### Task to carry out
Print out the material that follows word for word.

++++ Source material ++++

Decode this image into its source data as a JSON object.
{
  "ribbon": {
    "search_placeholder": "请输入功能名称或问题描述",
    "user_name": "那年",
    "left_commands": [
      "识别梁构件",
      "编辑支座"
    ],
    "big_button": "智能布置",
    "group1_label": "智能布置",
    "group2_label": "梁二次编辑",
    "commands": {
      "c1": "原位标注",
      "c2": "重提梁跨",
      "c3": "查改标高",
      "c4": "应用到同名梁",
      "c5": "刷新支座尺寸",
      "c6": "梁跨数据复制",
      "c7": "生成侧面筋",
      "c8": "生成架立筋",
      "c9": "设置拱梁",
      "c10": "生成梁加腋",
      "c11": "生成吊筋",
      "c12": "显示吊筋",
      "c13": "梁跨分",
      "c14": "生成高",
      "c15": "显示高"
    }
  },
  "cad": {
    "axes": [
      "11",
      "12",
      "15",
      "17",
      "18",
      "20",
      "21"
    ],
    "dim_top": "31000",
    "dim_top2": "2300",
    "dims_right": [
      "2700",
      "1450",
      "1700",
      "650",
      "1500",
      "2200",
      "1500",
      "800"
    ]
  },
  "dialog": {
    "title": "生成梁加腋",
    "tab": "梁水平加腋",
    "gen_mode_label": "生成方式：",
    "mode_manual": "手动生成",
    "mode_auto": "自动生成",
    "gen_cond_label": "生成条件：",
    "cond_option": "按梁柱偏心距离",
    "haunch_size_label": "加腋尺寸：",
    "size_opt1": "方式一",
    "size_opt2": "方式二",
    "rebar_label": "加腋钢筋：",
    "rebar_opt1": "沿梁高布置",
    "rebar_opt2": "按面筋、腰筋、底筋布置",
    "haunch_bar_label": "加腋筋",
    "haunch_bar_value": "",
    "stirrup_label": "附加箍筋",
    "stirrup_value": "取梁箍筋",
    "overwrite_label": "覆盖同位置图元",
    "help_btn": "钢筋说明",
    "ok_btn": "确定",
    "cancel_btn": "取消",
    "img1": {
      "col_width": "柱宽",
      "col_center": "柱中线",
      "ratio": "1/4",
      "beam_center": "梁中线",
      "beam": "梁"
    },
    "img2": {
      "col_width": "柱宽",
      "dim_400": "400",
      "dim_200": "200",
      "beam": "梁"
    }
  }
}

++++

### Solution
Decode this image into its source data as a JSON object.
{
  "ribbon": {
    "search_placeholder": "请输入功能名称或问题描述",
    "user_name": "那年",
    "left_commands": [
      "识别梁构件",
      "编辑支座"
    ],
    "big_button": "智能布置",
    "group1_label": "智能布置",
    "group2_label": "梁二次编辑",
    "commands": {
      "c1": "原位标注",
      "c2": "重提梁跨",
      "c3": "查改标高",
      "c4": "应用到同名梁",
      "c5": "刷新支座尺寸",
      "c6": "梁跨数据复制",
      "c7": "生成侧面筋",
      "c8": "生成架立筋",
      "c9": "设置拱梁",
      "c10": "生成梁加腋",
      "c11": "生成吊筋",
      "c12": "显示吊筋",
      "c13": "梁跨分",
      "c14": "生成高",
      "c15": "显示高"
    }
  },
  "cad": {
    "axes": [
      "11",
      "12",
      "15",
      "17",
      "18",
      "20",
      "21"
    ],
    "dim_top": "31000",
    "dim_top2": "2300",
    "dims_right": [
      "2700",
      "1450",
      "1700",
      "650",
      "1500",
      "2200",
      "1500",
      "800"
    ]
  },
  "dialog": {
    "title": "生成梁加腋",
    "tab": "梁水平加腋",
    "gen_mode_label": "生成方式：",
    "mode_manual": "手动生成",
    "mode_auto": "自动生成",
    "gen_cond_label": "生成条件：",
    "cond_option": "按梁柱偏心距离",
    "haunch_size_label": "加腋尺寸：",
    "size_opt1": "方式一",
    "size_opt2": "方式二",
    "rebar_label": "加腋钢筋：",
    "rebar_opt1": "沿梁高布置",
    "rebar_opt2": "按面筋、腰筋、底筋布置",
    "haunch_bar_label": "加腋筋",
    "haunch_bar_value": "",
    "stirrup_label": "附加箍筋",
    "stirrup_value": "取梁箍筋",
    "overwrite_label": "覆盖同位置图元",
    "help_btn": "钢筋说明",
    "ok_btn": "确定",
    "cancel_btn": "取消",
    "img1": {
      "col_width": "柱宽",
      "col_center": "柱中线",
      "ratio": "1/4",
      "beam_center": "梁中线",
      "beam": "梁"
    },
    "img2": {
      "col_width": "柱宽",
      "dim_400": "400",
      "dim_200": "200",
      "beam": "梁"
    }
  }
}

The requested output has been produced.